### [Esercizio assegnato A]
Ricopia tali e quali le righe di annotazione dell'impaginazione, dall'inizio fino alla riga che contiene "subheading: 基本生活救助: [206, 413, 246, 422]", compresa.

### [Testo fornito]
◆ ◆ ◆

Il resto non fu che un rapido succedersi di eventi: disorganizzata e in balia degli avversari, la 33ª divisione di Oscar Stigga collassò improvvisamente; anche la 4ª e la 16ª Armata patirono la medesima sorte, costringendo la 15ª ad arretrare lungo il fronte; appurato il cedimento dell’ala destra, le unità a guardia di Varsavia poterono sferrare un poderoso contrattacco, distruggendo nel processo la formazione di Vitovt Putna.
Ma l’incubo terrificante nel quale si erano risvegliati i russi era ben lontano dal volgere a una conclusione: da sud arrivò infatti la notizia di uno sfondamento a opera di Piłsudski che, alla guida del Grupa Uderzeniowa, aveva messo in fuga i sopravvissuti, cancellando così ogni residua speranza di vittoria.
IL BILANCIO FINALE DELLA BATTAGLIA
Come si sarà intuito, il computo delle perdite risultò in netto favore dei polacchi: 5.000 morti e 26.000 feriti, assieme ad altri 10.000 dispersi e prigionieri di guerra[1].
Viceversa, per Mosca si trattò di una disfatta umiliante: circa 50.000 tra caduti e feriti, ai quali andavano sommati 65.000 combattenti finiti in mani ostili[2]. Vennero inoltre lasciate sul campo centinaia di artiglierie, migliaia di mitragliatrici e quantità notevoli di equipaggiamenti pesanti.
Conscio della portata del disastro, Tuchačevskij si convinse a emanare una direttiva per la ritirata generale (18 luglio), confidando nella possibilità di ricostruire una linea di difesa accorciando quella dei rifornimenti. Per sua sfortuna, la situazione strategica si era fatta talmente grave da non poter essere più raddrizzata: la 5ª armata di Sikorski aveva respinto il 3° Corpo di cavalleria fino alle soglie della Pomerania, mentre il resto delle truppe avanzava a marce forzate in direzione di Byalystok; solo la 15ª cercò di attenersi alle disposizioni, ripiegando verso est e continuando a schermare le forze superstiti.

◆ ◆ ◆

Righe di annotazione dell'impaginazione
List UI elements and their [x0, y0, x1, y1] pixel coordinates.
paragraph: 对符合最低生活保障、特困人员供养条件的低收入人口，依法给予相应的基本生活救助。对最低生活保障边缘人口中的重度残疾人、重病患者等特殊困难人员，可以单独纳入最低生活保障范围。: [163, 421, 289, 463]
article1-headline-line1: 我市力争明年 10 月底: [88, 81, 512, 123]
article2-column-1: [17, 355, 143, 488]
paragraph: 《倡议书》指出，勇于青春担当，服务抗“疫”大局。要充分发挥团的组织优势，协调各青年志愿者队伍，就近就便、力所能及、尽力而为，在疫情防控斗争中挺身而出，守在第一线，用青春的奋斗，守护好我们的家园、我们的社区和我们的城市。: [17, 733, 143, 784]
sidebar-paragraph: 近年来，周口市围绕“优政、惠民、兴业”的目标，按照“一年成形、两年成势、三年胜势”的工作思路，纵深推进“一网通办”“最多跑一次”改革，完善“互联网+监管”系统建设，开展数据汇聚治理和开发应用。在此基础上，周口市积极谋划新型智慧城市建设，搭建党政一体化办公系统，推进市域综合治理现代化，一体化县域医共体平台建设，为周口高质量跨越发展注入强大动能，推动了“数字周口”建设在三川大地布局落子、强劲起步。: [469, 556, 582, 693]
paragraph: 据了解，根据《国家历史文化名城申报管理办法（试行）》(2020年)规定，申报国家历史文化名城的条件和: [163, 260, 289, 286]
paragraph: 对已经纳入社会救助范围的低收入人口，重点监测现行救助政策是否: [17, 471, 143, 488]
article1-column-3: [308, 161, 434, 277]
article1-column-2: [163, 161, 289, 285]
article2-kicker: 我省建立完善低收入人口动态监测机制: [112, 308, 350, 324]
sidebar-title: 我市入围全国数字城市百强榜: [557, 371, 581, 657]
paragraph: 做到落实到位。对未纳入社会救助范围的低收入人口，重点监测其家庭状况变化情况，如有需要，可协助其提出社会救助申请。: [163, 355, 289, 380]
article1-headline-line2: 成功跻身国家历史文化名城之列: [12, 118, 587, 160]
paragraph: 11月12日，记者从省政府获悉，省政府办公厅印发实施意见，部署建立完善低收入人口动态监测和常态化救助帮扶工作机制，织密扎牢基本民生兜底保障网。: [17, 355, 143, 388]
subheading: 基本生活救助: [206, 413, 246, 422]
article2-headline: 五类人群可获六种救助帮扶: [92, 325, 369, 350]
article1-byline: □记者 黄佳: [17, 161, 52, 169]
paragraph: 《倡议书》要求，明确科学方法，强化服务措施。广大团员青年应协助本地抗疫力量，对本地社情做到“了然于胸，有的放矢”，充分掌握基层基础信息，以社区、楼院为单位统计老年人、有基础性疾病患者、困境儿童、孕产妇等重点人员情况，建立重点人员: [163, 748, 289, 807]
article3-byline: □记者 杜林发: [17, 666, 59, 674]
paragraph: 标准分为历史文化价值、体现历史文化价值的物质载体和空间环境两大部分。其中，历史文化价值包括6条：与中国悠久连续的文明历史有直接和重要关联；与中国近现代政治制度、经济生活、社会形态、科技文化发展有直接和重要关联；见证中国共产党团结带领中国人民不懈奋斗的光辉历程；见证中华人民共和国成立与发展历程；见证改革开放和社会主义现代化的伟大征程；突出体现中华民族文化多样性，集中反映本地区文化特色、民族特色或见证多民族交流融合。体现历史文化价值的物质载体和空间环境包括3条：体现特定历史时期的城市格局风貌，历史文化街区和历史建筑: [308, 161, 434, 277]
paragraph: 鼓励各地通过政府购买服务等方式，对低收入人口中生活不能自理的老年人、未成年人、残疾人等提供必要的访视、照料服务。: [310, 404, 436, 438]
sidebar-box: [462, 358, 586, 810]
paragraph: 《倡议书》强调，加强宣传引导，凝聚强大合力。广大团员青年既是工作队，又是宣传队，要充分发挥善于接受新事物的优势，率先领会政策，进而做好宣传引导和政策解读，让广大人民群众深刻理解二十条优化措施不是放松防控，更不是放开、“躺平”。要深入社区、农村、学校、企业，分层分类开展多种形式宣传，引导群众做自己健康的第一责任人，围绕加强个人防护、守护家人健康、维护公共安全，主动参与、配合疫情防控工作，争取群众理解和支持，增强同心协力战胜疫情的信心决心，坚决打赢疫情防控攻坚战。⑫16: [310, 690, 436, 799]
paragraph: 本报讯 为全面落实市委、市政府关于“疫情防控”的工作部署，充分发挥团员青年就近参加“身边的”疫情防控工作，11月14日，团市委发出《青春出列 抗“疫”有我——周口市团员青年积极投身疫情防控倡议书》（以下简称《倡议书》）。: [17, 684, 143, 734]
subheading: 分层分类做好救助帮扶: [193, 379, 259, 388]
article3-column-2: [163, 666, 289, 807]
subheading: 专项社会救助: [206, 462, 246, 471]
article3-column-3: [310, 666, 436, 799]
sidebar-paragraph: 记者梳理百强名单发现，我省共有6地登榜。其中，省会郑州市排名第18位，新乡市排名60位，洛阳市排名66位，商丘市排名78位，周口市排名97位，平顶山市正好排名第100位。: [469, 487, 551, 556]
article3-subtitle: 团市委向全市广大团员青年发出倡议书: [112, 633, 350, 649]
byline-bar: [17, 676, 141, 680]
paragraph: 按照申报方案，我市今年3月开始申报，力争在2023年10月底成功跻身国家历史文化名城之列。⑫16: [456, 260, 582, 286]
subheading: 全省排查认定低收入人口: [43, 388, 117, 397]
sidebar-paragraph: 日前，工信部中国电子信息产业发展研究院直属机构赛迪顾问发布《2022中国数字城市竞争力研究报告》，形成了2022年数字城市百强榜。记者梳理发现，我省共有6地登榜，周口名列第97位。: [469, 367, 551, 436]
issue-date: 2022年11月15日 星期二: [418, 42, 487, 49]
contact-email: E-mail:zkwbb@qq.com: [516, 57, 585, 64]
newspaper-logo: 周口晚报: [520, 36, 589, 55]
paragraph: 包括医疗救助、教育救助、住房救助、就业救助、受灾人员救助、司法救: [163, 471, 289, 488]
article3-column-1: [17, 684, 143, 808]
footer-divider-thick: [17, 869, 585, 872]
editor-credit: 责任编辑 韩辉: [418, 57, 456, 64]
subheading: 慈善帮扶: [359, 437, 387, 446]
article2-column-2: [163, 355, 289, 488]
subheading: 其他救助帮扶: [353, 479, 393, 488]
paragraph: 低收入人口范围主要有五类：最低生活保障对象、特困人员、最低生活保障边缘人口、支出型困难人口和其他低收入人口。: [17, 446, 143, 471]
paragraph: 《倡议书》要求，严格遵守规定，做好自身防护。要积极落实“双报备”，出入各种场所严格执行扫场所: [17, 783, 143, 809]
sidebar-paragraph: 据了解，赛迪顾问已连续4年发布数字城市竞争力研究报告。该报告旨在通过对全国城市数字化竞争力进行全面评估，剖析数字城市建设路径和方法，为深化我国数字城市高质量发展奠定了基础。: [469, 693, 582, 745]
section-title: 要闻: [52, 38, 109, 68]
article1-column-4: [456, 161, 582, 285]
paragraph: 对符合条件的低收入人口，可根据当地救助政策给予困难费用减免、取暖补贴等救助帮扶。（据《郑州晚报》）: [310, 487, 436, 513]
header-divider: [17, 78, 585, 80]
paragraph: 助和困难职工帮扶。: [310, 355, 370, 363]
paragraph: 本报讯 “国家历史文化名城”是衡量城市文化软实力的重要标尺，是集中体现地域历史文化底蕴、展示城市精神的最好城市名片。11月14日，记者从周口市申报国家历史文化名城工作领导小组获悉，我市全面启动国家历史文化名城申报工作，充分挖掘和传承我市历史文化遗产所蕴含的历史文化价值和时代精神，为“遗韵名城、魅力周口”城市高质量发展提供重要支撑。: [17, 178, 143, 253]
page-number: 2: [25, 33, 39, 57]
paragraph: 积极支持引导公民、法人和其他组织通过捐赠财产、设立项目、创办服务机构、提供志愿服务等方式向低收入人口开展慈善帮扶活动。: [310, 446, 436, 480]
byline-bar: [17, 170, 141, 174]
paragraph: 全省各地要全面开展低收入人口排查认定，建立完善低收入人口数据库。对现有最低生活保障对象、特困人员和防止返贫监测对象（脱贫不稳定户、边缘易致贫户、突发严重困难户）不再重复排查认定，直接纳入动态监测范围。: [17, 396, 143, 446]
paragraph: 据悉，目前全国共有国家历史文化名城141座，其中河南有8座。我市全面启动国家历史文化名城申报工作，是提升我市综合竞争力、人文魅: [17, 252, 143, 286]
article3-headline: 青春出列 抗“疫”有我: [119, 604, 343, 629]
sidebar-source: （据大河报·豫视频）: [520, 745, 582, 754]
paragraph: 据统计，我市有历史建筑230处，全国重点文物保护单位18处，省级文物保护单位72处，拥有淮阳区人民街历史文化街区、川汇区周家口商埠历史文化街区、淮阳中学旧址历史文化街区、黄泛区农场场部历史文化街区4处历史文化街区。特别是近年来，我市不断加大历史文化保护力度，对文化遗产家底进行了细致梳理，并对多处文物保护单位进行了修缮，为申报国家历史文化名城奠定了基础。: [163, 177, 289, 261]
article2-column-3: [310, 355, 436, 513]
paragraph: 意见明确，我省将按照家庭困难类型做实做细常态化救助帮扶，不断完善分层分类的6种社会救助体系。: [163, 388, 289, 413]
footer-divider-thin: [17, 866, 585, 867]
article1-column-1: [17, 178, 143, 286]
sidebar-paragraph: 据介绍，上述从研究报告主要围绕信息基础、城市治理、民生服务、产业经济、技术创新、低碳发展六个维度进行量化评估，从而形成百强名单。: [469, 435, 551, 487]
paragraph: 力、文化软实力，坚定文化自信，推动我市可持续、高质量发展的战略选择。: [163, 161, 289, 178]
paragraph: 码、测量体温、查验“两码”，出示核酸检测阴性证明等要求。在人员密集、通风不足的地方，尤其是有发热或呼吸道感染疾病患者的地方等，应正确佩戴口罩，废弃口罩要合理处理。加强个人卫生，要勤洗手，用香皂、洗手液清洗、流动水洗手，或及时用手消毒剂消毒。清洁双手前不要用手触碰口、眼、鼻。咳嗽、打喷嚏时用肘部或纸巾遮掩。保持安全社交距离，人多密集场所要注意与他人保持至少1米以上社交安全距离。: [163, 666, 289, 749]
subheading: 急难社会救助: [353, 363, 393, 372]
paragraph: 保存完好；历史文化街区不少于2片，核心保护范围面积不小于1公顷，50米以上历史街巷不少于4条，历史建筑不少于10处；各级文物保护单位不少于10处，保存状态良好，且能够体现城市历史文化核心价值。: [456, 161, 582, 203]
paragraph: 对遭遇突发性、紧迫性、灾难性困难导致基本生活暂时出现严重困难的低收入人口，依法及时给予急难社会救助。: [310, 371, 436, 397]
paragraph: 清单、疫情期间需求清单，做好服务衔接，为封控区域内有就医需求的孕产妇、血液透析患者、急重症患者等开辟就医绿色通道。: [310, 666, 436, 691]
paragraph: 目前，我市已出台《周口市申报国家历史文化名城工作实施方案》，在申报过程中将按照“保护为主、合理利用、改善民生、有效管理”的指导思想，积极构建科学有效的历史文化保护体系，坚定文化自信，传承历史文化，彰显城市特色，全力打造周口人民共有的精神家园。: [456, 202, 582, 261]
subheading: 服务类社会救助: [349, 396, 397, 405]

◆ ◆ ◆

### [Esercizio assegnato B]
Porta avanti il brano sulla battaglia tra polacchi e russi, riprendendo dopo la sua ultima frase.

### [Risposta finale A]
List UI elements and their [x0, y0, x1, y1] pixel coordinates.
paragraph: 对符合最低生活保障、特困人员供养条件的低收入人口，依法给予相应的基本生活救助。对最低生活保障边缘人口中的重度残疾人、重病患者等特殊困难人员，可以单独纳入最低生活保障范围。: [163, 421, 289, 463]
article1-headline-line1: 我市力争明年 10 月底: [88, 81, 512, 123]
article2-column-1: [17, 355, 143, 488]
paragraph: 《倡议书》指出，勇于青春担当，服务抗“疫”大局。要充分发挥团的组织优势，协调各青年志愿者队伍，就近就便、力所能及、尽力而为，在疫情防控斗争中挺身而出，守在第一线，用青春的奋斗，守护好我们的家园、我们的社区和我们的城市。: [17, 733, 143, 784]
sidebar-paragraph: 近年来，周口市围绕“优政、惠民、兴业”的目标，按照“一年成形、两年成势、三年胜势”的工作思路，纵深推进“一网通办”“最多跑一次”改革，完善“互联网+监管”系统建设，开展数据汇聚治理和开发应用。在此基础上，周口市积极谋划新型智慧城市建设，搭建党政一体化办公系统，推进市域综合治理现代化，一体化县域医共体平台建设，为周口高质量跨越发展注入强大动能，推动了“数字周口”建设在三川大地布局落子、强劲起步。: [469, 556, 582, 693]
paragraph: 据了解，根据《国家历史文化名城申报管理办法（试行）》(2020年)规定，申报国家历史文化名城的条件和: [163, 260, 289, 286]
paragraph: 对已经纳入社会救助范围的低收入人口，重点监测现行救助政策是否: [17, 471, 143, 488]
article1-column-3: [308, 161, 434, 277]
article1-column-2: [163, 161, 289, 285]
article2-kicker: 我省建立完善低收入人口动态监测机制: [112, 308, 350, 324]
sidebar-title: 我市入围全国数字城市百强榜: [557, 371, 581, 657]
paragraph: 做到落实到位。对未纳入社会救助范围的低收入人口，重点监测其家庭状况变化情况，如有需要，可协助其提出社会救助申请。: [163, 355, 289, 380]
article1-headline-line2: 成功跻身国家历史文化名城之列: [12, 118, 587, 160]
paragraph: 11月12日，记者从省政府获悉，省政府办公厅印发实施意见，部署建立完善低收入人口动态监测和常态化救助帮扶工作机制，织密扎牢基本民生兜底保障网。: [17, 355, 143, 388]
subheading: 基本生活救助: [206, 413, 246, 422]

### [Risposta finale B]
A partire 21 agosto, qualunque forma di resistenza da parte dei sovietici sarebbe scemata. L’intero fronte nord-occidentale era andato infatti sgretolandosi, così come i contingenti sotto il comando di Budënnyj, battuti negli scontri di Komarow (31 agosto) e di Hrubieszow (metà ottobre). A poco valsero i tentativi di improvvisare un perimetro difensivo nell’area di Grodno, visto che i polacchi lo sfondarono al termine della battaglia del fiume Niemen (15-21 settembre).
Nella giornata del 12 ottobre, stremati e sotto la pressione diplomatica anglo-francese, entrambi i belligeranti si sarebbero accordati per un armistizio. Cinque mesi dopo, il 18 marzo 1921, venne stipulato a Riga un trattato che poneva la parola fine alle ostilità.
Ciò che avete letto è solo un estratto delle tematiche analizzate, in maniera più strutturata, nel secondo approfondimento della serie “La guerra sovietico-polacca 1919- 21”. Se non avete ancora soddisfatto la vostra sete di curiosità, questo è il momento giusto per godervi l’ottimo video realizzato dal canale YouTube Parabellum.
Buona visione!
Mirko Campochiari, Niccolò Meta
La Minerva
NOTE E RIFERIMENTI BIBLIOGRAFICI
[1] Simili cifre ammontavano a oltre 1/3 dell’esercito repubblicano.
[2] Di questi, ben 30-35.000 furono internati nella Prussia orientale, essendo fuggiti in territorio tedesco.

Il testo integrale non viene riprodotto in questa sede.